_What you need to do:_
Go through the material below and copy all lines with "color".
- - - - - - -
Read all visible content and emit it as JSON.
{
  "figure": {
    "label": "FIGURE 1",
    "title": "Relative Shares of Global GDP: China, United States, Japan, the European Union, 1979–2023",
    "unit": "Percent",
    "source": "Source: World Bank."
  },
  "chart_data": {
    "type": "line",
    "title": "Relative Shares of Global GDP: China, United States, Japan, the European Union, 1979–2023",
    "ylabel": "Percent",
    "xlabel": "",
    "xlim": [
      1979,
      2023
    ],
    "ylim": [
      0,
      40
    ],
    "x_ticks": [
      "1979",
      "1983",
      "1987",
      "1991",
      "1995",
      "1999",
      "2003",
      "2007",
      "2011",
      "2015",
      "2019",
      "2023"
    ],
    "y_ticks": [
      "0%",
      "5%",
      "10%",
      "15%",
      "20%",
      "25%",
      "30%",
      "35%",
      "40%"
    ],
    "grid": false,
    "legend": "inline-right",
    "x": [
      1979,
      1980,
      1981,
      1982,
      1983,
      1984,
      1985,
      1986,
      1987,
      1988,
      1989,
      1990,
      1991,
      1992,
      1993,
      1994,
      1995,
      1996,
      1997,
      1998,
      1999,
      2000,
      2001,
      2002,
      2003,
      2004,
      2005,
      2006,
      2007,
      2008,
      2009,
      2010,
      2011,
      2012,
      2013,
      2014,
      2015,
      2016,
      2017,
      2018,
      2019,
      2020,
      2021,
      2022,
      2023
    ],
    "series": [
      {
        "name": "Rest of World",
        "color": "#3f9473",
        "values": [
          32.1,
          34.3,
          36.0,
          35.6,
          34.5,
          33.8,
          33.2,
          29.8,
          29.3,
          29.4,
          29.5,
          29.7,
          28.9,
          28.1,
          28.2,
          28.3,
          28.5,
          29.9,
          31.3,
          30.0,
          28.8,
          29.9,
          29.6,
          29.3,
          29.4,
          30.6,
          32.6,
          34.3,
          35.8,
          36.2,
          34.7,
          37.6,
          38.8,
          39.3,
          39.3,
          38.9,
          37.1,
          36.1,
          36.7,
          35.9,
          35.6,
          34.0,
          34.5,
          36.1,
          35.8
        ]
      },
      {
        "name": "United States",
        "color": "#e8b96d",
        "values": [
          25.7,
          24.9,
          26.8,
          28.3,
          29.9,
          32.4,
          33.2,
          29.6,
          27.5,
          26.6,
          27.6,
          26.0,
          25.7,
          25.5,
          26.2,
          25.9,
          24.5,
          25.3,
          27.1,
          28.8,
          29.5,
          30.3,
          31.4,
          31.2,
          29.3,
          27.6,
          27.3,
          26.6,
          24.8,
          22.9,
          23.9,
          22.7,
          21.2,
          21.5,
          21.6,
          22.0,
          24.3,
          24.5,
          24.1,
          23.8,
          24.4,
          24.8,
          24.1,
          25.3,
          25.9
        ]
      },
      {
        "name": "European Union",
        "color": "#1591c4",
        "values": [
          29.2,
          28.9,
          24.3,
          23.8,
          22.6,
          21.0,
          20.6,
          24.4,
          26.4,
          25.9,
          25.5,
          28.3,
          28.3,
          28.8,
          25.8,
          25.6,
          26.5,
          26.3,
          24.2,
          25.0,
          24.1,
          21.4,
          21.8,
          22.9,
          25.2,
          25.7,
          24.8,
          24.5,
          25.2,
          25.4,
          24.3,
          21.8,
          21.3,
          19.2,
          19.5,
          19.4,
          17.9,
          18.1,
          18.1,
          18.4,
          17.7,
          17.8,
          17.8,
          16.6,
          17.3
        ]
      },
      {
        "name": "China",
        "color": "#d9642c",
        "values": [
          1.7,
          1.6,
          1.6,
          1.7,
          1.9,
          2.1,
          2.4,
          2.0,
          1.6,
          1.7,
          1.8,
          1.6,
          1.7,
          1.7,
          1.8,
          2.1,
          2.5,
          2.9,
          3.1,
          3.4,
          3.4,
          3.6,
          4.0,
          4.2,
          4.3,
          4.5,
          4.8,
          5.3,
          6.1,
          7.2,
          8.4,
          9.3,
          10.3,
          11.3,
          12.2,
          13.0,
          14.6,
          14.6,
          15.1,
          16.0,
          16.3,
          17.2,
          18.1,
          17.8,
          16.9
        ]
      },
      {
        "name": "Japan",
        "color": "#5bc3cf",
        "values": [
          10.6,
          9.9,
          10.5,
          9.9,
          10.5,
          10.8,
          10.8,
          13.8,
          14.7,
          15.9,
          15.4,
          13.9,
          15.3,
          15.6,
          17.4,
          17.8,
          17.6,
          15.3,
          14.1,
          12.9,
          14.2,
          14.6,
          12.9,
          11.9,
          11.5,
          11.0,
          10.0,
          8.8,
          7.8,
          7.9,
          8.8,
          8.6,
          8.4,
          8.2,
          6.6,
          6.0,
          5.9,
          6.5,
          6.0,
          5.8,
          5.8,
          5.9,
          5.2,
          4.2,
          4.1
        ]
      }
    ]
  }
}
- - - - - - -
_Solution for this exercise:_
        "color": "#3f9473",
        "color": "#e8b96d",
        "color": "#1591c4",
        "color": "#d9642c",
        "color": "#5bc3cf",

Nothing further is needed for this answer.